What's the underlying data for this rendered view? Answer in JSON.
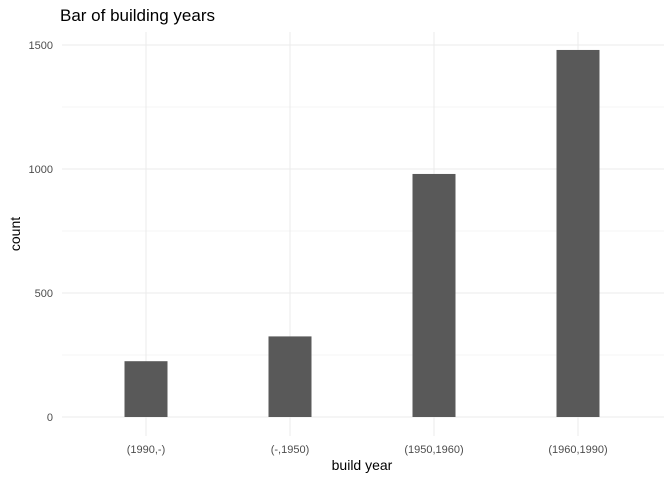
{
  "chart_data": {
    "type": "bar",
    "title": "Bar of building years",
    "xlabel": "build year",
    "ylabel": "count",
    "categories": [
      "(1990,-)",
      "(-,1950)",
      "(1950,1960)",
      "(1960,1990)"
    ],
    "values": [
      225,
      325,
      980,
      1480
    ],
    "ylim": [
      0,
      1500
    ],
    "yticks": [
      0,
      500,
      1000,
      1500
    ],
    "grid": true,
    "colors": {
      "bar": "#595959",
      "grid_major": "#ebebeb",
      "grid_minor": "#f2f2f2"
    }
  }
}
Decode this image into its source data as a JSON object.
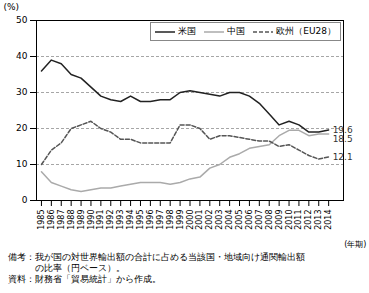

OBJECTIVE
Give all the lines above again, character for character, without pictures.

THE ANSWER
What's the underlying data for this rendered view? Answer in JSON.
{
  "chart_data": {
    "type": "bar",
    "title": "Bar of building years",
    "xlabel": "build year",
    "ylabel": "count",
    "categories": [
      "(1990,-)",
      "(-,1950)",
      "(1950,1960)",
      "(1960,1990)"
    ],
    "values": [
      225,
      325,
      980,
      1480
    ],
    "ylim": [
      0,
      1500
    ],
    "yticks": [
      0,
      500,
      1000,
      1500
    ],
    "grid": true,
    "colors": {
      "bar": "#595959",
      "grid_major": "#ebebeb",
      "grid_minor": "#f2f2f2"
    }
  }
}
Decode this image into its source data as a JSON object.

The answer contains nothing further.